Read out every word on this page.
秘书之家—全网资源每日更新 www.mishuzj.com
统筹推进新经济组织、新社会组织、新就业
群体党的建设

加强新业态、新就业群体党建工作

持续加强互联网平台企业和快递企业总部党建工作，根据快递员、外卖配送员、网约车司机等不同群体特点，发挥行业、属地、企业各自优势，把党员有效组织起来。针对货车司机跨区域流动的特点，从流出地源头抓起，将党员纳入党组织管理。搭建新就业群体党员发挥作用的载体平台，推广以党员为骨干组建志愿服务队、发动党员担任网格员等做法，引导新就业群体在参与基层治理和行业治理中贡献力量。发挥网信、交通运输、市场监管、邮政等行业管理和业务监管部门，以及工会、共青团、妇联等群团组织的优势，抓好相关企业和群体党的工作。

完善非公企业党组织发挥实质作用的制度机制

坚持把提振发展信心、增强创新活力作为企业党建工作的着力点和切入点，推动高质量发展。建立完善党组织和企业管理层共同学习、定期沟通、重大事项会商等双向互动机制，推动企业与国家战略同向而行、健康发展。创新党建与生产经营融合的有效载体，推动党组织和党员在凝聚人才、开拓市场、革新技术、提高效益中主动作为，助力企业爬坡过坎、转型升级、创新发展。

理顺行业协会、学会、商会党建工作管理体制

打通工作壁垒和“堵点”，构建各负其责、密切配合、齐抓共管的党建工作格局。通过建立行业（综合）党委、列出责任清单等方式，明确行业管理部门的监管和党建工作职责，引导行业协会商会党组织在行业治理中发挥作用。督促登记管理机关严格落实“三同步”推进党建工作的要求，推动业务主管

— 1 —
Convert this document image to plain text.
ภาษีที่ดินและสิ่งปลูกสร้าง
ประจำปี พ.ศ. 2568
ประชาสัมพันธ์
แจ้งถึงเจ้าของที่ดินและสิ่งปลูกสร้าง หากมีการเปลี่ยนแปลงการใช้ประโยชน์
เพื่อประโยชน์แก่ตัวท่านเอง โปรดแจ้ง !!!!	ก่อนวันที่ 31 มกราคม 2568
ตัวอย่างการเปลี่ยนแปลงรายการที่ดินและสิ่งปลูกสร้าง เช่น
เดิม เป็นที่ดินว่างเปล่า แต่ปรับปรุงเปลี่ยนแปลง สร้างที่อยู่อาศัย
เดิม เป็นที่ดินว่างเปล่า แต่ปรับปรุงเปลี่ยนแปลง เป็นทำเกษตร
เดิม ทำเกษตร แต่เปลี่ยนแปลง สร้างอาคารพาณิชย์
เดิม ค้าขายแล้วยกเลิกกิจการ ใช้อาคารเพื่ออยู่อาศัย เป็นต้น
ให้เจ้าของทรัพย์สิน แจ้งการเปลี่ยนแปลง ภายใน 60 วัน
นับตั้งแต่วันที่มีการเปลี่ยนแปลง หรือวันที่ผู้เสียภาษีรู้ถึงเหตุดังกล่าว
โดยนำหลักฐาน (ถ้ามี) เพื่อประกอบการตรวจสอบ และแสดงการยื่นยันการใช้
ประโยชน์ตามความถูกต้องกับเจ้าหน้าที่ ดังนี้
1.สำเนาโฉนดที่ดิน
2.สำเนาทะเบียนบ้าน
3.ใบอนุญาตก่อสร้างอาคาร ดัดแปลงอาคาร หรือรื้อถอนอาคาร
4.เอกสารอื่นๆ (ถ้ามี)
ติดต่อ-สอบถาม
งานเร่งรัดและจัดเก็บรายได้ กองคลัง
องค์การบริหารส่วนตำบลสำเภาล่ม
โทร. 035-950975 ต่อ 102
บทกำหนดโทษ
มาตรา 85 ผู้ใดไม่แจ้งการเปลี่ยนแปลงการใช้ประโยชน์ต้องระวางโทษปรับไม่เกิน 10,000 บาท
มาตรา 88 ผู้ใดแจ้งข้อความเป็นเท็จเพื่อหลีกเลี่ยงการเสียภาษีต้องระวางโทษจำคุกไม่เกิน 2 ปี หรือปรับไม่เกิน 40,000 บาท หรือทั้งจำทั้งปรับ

*Stated goal*:
Output each record exactly, leaving nothing out.

*Problem solution*:
Read out every word on this page.
秘书之家—全网资源每日更新 www.mishuzj.com
统筹推进新经济组织、新社会组织、新就业
群体党的建设

加强新业态、新就业群体党建工作

持续加强互联网平台企业和快递企业总部党建工作，根据快递员、外卖配送员、网约车司机等不同群体特点，发挥行业、属地、企业各自优势，把党员有效组织起来。针对货车司机跨区域流动的特点，从流出地源头抓起，将党员纳入党组织管理。搭建新就业群体党员发挥作用的载体平台，推广以党员为骨干组建志愿服务队、发动党员担任网格员等做法，引导新就业群体在参与基层治理和行业治理中贡献力量。发挥网信、交通运输、市场监管、邮政等行业管理和业务监管部门，以及工会、共青团、妇联等群团组织的优势，抓好相关企业和群体党的工作。

完善非公企业党组织发挥实质作用的制度机制

坚持把提振发展信心、增强创新活力作为企业党建工作的着力点和切入点，推动高质量发展。建立完善党组织和企业管理层共同学习、定期沟通、重大事项会商等双向互动机制，推动企业与国家战略同向而行、健康发展。创新党建与生产经营融合的有效载体，推动党组织和党员在凝聚人才、开拓市场、革新技术、提高效益中主动作为，助力企业爬坡过坎、转型升级、创新发展。

理顺行业协会、学会、商会党建工作管理体制

打通工作壁垒和“堵点”，构建各负其责、密切配合、齐抓共管的党建工作格局。通过建立行业（综合）党委、列出责任清单等方式，明确行业管理部门的监管和党建工作职责，引导行业协会商会党组织在行业治理中发挥作用。督促登记管理机关严格落实“三同步”推进党建工作的要求，推动业务主管

— 1 —
Convert this document image to plain text.
ภาษีที่ดินและสิ่งปลูกสร้าง
ประจำปี พ.ศ. 2568
ประชาสัมพันธ์
แจ้งถึงเจ้าของที่ดินและสิ่งปลูกสร้าง หากมีการเปลี่ยนแปลงการใช้ประโยชน์
เพื่อประโยชน์แก่ตัวท่านเอง โปรดแจ้ง !!!!	ก่อนวันที่ 31 มกราคม 2568
ตัวอย่างการเปลี่ยนแปลงรายการที่ดินและสิ่งปลูกสร้าง เช่น
เดิม เป็นที่ดินว่างเปล่า แต่ปรับปรุงเปลี่ยนแปลง สร้างที่อยู่อาศัย
เดิม เป็นที่ดินว่างเปล่า แต่ปรับปรุงเปลี่ยนแปลง เป็นทำเกษตร
เดิม ทำเกษตร แต่เปลี่ยนแปลง สร้างอาคารพาณิชย์
เดิม ค้าขายแล้วยกเลิกกิจการ ใช้อาคารเพื่ออยู่อาศัย เป็นต้น
ให้เจ้าของทรัพย์สิน แจ้งการเปลี่ยนแปลง ภายใน 60 วัน
นับตั้งแต่วันที่มีการเปลี่ยนแปลง หรือวันที่ผู้เสียภาษีรู้ถึงเหตุดังกล่าว
โดยนำหลักฐาน (ถ้ามี) เพื่อประกอบการตรวจสอบ และแสดงการยื่นยันการใช้
ประโยชน์ตามความถูกต้องกับเจ้าหน้าที่ ดังนี้
1.สำเนาโฉนดที่ดิน
2.สำเนาทะเบียนบ้าน
3.ใบอนุญาตก่อสร้างอาคาร ดัดแปลงอาคาร หรือรื้อถอนอาคาร
4.เอกสารอื่นๆ (ถ้ามี)
ติดต่อ-สอบถาม
งานเร่งรัดและจัดเก็บรายได้ กองคลัง
องค์การบริหารส่วนตำบลสำเภาล่ม
โทร. 035-950975 ต่อ 102
บทกำหนดโทษ
มาตรา 85 ผู้ใดไม่แจ้งการเปลี่ยนแปลงการใช้ประโยชน์ต้องระวางโทษปรับไม่เกิน 10,000 บาท
มาตรา 88 ผู้ใดแจ้งข้อความเป็นเท็จเพื่อหลีกเลี่ยงการเสียภาษีต้องระวางโทษจำคุกไม่เกิน 2 ปี หรือปรับไม่เกิน 40,000 บาท หรือทั้งจำทั้งปรับ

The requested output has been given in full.